_Task to complete_
Find the lines with "style" in them and copy them out.

[Records from a collection]
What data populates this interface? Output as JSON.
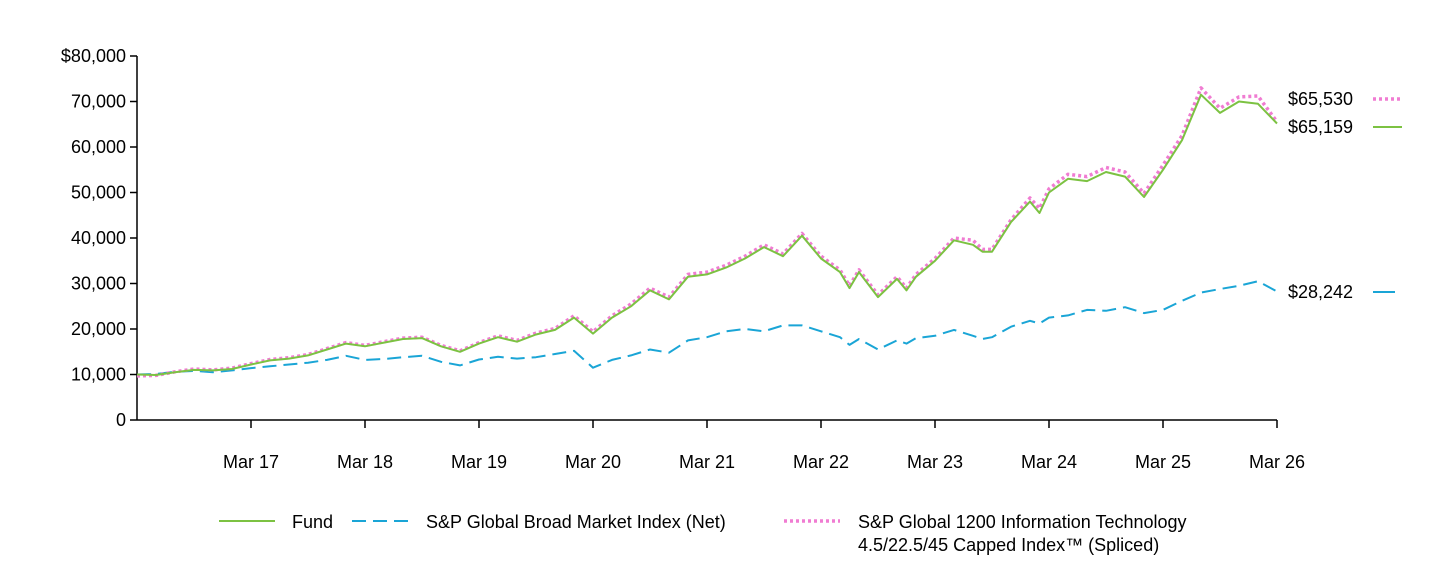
{
  "chart_data": {
    "type": "line",
    "title": "",
    "xlabel": "",
    "ylabel": "",
    "ylim": [
      0,
      80000
    ],
    "y_ticks": [
      0,
      10000,
      20000,
      30000,
      40000,
      50000,
      60000,
      70000,
      80000
    ],
    "y_tick_labels": [
      "0",
      "10,000",
      "20,000",
      "30,000",
      "40,000",
      "50,000",
      "60,000",
      "70,000",
      "$80,000"
    ],
    "x_start": "2016-03",
    "x_end": "2026-03",
    "x_ticks": [
      "2017-03",
      "2018-03",
      "2019-03",
      "2020-03",
      "2021-03",
      "2022-03",
      "2023-03",
      "2024-03",
      "2025-03",
      "2026-03"
    ],
    "x_tick_labels": [
      "Mar 17",
      "Mar 18",
      "Mar 19",
      "Mar 20",
      "Mar 21",
      "Mar 22",
      "Mar 23",
      "Mar 24",
      "Mar 25",
      "Mar 26"
    ],
    "legend_position": "bottom",
    "grid": false,
    "series": [
      {
        "name": "Fund",
        "color": "#7cc242",
        "style": "solid",
        "end_label": "$65,159",
        "points": [
          [
            "2016-03",
            10000
          ],
          [
            "2016-05",
            9900
          ],
          [
            "2016-07",
            10500
          ],
          [
            "2016-09",
            11000
          ],
          [
            "2016-11",
            10900
          ],
          [
            "2017-01",
            11200
          ],
          [
            "2017-03",
            12200
          ],
          [
            "2017-05",
            13100
          ],
          [
            "2017-07",
            13500
          ],
          [
            "2017-09",
            14200
          ],
          [
            "2017-11",
            15500
          ],
          [
            "2018-01",
            16800
          ],
          [
            "2018-03",
            16200
          ],
          [
            "2018-05",
            17000
          ],
          [
            "2018-07",
            17800
          ],
          [
            "2018-09",
            18000
          ],
          [
            "2018-11",
            16200
          ],
          [
            "2019-01",
            15000
          ],
          [
            "2019-03",
            16800
          ],
          [
            "2019-05",
            18200
          ],
          [
            "2019-07",
            17200
          ],
          [
            "2019-09",
            18800
          ],
          [
            "2019-11",
            19800
          ],
          [
            "2020-01",
            22500
          ],
          [
            "2020-03",
            19000
          ],
          [
            "2020-05",
            22500
          ],
          [
            "2020-07",
            25000
          ],
          [
            "2020-09",
            28500
          ],
          [
            "2020-11",
            26500
          ],
          [
            "2021-01",
            31500
          ],
          [
            "2021-03",
            32000
          ],
          [
            "2021-05",
            33500
          ],
          [
            "2021-07",
            35500
          ],
          [
            "2021-09",
            38000
          ],
          [
            "2021-11",
            36000
          ],
          [
            "2022-01",
            40500
          ],
          [
            "2022-03",
            35500
          ],
          [
            "2022-05",
            32500
          ],
          [
            "2022-06",
            29000
          ],
          [
            "2022-07",
            32500
          ],
          [
            "2022-09",
            27000
          ],
          [
            "2022-11",
            31000
          ],
          [
            "2022-12",
            28500
          ],
          [
            "2023-01",
            31500
          ],
          [
            "2023-03",
            35000
          ],
          [
            "2023-05",
            39500
          ],
          [
            "2023-07",
            38500
          ],
          [
            "2023-08",
            37000
          ],
          [
            "2023-09",
            37000
          ],
          [
            "2023-11",
            43500
          ],
          [
            "2024-01",
            48000
          ],
          [
            "2024-02",
            45500
          ],
          [
            "2024-03",
            50000
          ],
          [
            "2024-05",
            53000
          ],
          [
            "2024-07",
            52500
          ],
          [
            "2024-09",
            54500
          ],
          [
            "2024-11",
            53500
          ],
          [
            "2025-01",
            49000
          ],
          [
            "2025-03",
            55000
          ],
          [
            "2025-05",
            61500
          ],
          [
            "2025-07",
            71500
          ],
          [
            "2025-09",
            67500
          ],
          [
            "2025-11",
            70000
          ],
          [
            "2026-01",
            69500
          ],
          [
            "2026-03",
            65159
          ]
        ]
      },
      {
        "name": "S&P Global Broad Market Index (Net)",
        "color": "#1aa5d6",
        "style": "dashed",
        "end_label": "$28,242",
        "points": [
          [
            "2016-03",
            10000
          ],
          [
            "2016-05",
            10100
          ],
          [
            "2016-07",
            10600
          ],
          [
            "2016-09",
            10800
          ],
          [
            "2016-11",
            10500
          ],
          [
            "2017-01",
            10900
          ],
          [
            "2017-03",
            11400
          ],
          [
            "2017-05",
            11800
          ],
          [
            "2017-07",
            12200
          ],
          [
            "2017-09",
            12600
          ],
          [
            "2017-11",
            13200
          ],
          [
            "2018-01",
            14100
          ],
          [
            "2018-03",
            13200
          ],
          [
            "2018-05",
            13400
          ],
          [
            "2018-07",
            13800
          ],
          [
            "2018-09",
            14100
          ],
          [
            "2018-11",
            12800
          ],
          [
            "2019-01",
            12000
          ],
          [
            "2019-03",
            13300
          ],
          [
            "2019-05",
            13900
          ],
          [
            "2019-07",
            13500
          ],
          [
            "2019-09",
            13800
          ],
          [
            "2019-11",
            14500
          ],
          [
            "2020-01",
            15200
          ],
          [
            "2020-03",
            11500
          ],
          [
            "2020-05",
            13200
          ],
          [
            "2020-07",
            14200
          ],
          [
            "2020-09",
            15500
          ],
          [
            "2020-11",
            14800
          ],
          [
            "2021-01",
            17500
          ],
          [
            "2021-03",
            18200
          ],
          [
            "2021-05",
            19500
          ],
          [
            "2021-07",
            20000
          ],
          [
            "2021-09",
            19500
          ],
          [
            "2021-11",
            20800
          ],
          [
            "2022-01",
            20800
          ],
          [
            "2022-03",
            19500
          ],
          [
            "2022-05",
            18200
          ],
          [
            "2022-06",
            16500
          ],
          [
            "2022-07",
            17800
          ],
          [
            "2022-09",
            15500
          ],
          [
            "2022-11",
            17500
          ],
          [
            "2022-12",
            16800
          ],
          [
            "2023-01",
            18000
          ],
          [
            "2023-03",
            18500
          ],
          [
            "2023-05",
            19800
          ],
          [
            "2023-07",
            18500
          ],
          [
            "2023-08",
            17800
          ],
          [
            "2023-09",
            18200
          ],
          [
            "2023-11",
            20500
          ],
          [
            "2024-01",
            21800
          ],
          [
            "2024-02",
            21200
          ],
          [
            "2024-03",
            22500
          ],
          [
            "2024-05",
            23000
          ],
          [
            "2024-07",
            24200
          ],
          [
            "2024-09",
            24000
          ],
          [
            "2024-11",
            24800
          ],
          [
            "2025-01",
            23500
          ],
          [
            "2025-03",
            24200
          ],
          [
            "2025-05",
            26200
          ],
          [
            "2025-07",
            28000
          ],
          [
            "2025-09",
            28800
          ],
          [
            "2025-11",
            29500
          ],
          [
            "2026-01",
            30500
          ],
          [
            "2026-03",
            28242
          ]
        ]
      },
      {
        "name": "S&P Global 1200 Information Technology 4.5/22.5/45 Capped Index™ (Spliced)",
        "legend_lines": [
          "S&P Global 1200 Information Technology",
          "4.5/22.5/45 Capped Index™ (Spliced)"
        ],
        "color": "#f07cd2",
        "style": "dotted",
        "end_label": "$65,530",
        "points": [
          [
            "2016-03",
            9700
          ],
          [
            "2016-05",
            9800
          ],
          [
            "2016-07",
            10600
          ],
          [
            "2016-09",
            11200
          ],
          [
            "2016-11",
            11000
          ],
          [
            "2017-01",
            11400
          ],
          [
            "2017-03",
            12400
          ],
          [
            "2017-05",
            13300
          ],
          [
            "2017-07",
            13700
          ],
          [
            "2017-09",
            14400
          ],
          [
            "2017-11",
            15700
          ],
          [
            "2018-01",
            17000
          ],
          [
            "2018-03",
            16400
          ],
          [
            "2018-05",
            17200
          ],
          [
            "2018-07",
            18000
          ],
          [
            "2018-09",
            18200
          ],
          [
            "2018-11",
            16400
          ],
          [
            "2019-01",
            15200
          ],
          [
            "2019-03",
            17000
          ],
          [
            "2019-05",
            18500
          ],
          [
            "2019-07",
            17500
          ],
          [
            "2019-09",
            19100
          ],
          [
            "2019-11",
            20100
          ],
          [
            "2020-01",
            22900
          ],
          [
            "2020-03",
            19400
          ],
          [
            "2020-05",
            22900
          ],
          [
            "2020-07",
            25500
          ],
          [
            "2020-09",
            29000
          ],
          [
            "2020-11",
            27000
          ],
          [
            "2021-01",
            32000
          ],
          [
            "2021-03",
            32500
          ],
          [
            "2021-05",
            34000
          ],
          [
            "2021-07",
            36000
          ],
          [
            "2021-09",
            38500
          ],
          [
            "2021-11",
            36500
          ],
          [
            "2022-01",
            41000
          ],
          [
            "2022-03",
            36000
          ],
          [
            "2022-05",
            33000
          ],
          [
            "2022-06",
            29500
          ],
          [
            "2022-07",
            33000
          ],
          [
            "2022-09",
            27500
          ],
          [
            "2022-11",
            31500
          ],
          [
            "2022-12",
            29000
          ],
          [
            "2023-01",
            32000
          ],
          [
            "2023-03",
            35500
          ],
          [
            "2023-05",
            40000
          ],
          [
            "2023-07",
            39500
          ],
          [
            "2023-08",
            37500
          ],
          [
            "2023-09",
            37500
          ],
          [
            "2023-11",
            44000
          ],
          [
            "2024-01",
            48800
          ],
          [
            "2024-02",
            46500
          ],
          [
            "2024-03",
            50800
          ],
          [
            "2024-05",
            54000
          ],
          [
            "2024-07",
            53500
          ],
          [
            "2024-09",
            55500
          ],
          [
            "2024-11",
            54500
          ],
          [
            "2025-01",
            49800
          ],
          [
            "2025-03",
            56000
          ],
          [
            "2025-05",
            62500
          ],
          [
            "2025-07",
            73000
          ],
          [
            "2025-09",
            68500
          ],
          [
            "2025-11",
            71000
          ],
          [
            "2026-01",
            71200
          ],
          [
            "2026-03",
            65530
          ]
        ]
      }
    ]
  }
}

_Task response_
        "style": "solid",
        "style": "dashed",
        "style": "dotted",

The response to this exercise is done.